* _Given entries_
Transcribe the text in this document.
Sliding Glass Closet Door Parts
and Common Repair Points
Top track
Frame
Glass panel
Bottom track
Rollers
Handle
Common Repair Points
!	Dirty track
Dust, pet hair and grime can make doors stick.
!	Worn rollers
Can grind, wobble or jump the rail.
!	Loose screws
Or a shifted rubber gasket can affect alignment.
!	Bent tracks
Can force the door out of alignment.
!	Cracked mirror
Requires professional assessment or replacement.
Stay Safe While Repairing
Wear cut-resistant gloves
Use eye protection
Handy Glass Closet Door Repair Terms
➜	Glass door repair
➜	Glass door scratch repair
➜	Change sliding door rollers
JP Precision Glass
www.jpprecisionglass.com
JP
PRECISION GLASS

* _What the exercise asks_
Each entry above is to be set down again in exactly the same words.

* _Completed task_
Transcribe the text in this document.
Sliding Glass Closet Door Parts
and Common Repair Points
Top track
Frame
Glass panel
Bottom track
Rollers
Handle
Common Repair Points
!	Dirty track
Dust, pet hair and grime can make doors stick.
!	Worn rollers
Can grind, wobble or jump the rail.
!	Loose screws
Or a shifted rubber gasket can affect alignment.
!	Bent tracks
Can force the door out of alignment.
!	Cracked mirror
Requires professional assessment or replacement.
Stay Safe While Repairing
Wear cut-resistant gloves
Use eye protection
Handy Glass Closet Door Repair Terms
➜	Glass door repair
➜	Glass door scratch repair
➜	Change sliding door rollers
JP Precision Glass
www.jpprecisionglass.com
JP
PRECISION GLASS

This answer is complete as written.